- Task material -
--- BEGIN ---

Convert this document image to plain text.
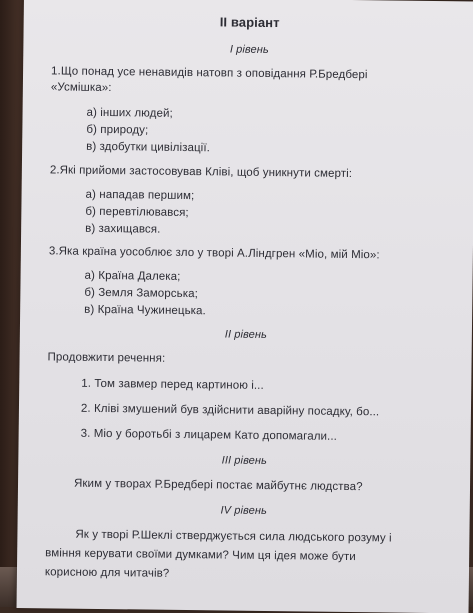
II варіант
I рівень
1.Що понад усе ненавидів натовп з оповідання Р.Бредбері
«Усмішка»:
а) інших людей;
б) природу;
в) здобутки цивілізації.
2.Які прийоми застосовував Кліві, щоб уникнути смерті:
а) нападав першим;
б) перевтілювався;
в) захищався.
3.Яка країна уособлює зло у творі А.Ліндгрен «Міо, мій Міо»:
а) Країна Далека;
б) Земля Заморська;
в) Країна Чужинецька.
II рівень
Продовжити речення:
1. Том завмер перед картиною і...
2. Кліві змушений був здійснити аварійну посадку, бо...
3. Міо у боротьбі з лицарем Като допомагали...
III рівень
Яким у творах Р.Бредбері постає майбутнє людства?
IV рівень
Як у творі Р.Шеклі стверджується сила людського розуму і
вміння керувати своїми думками? Чим ця ідея може бути
корисною для читачів?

--- END ---

In the entries above, identify every line with the string "рівень".

I рівень
II рівень
III рівень
IV рівень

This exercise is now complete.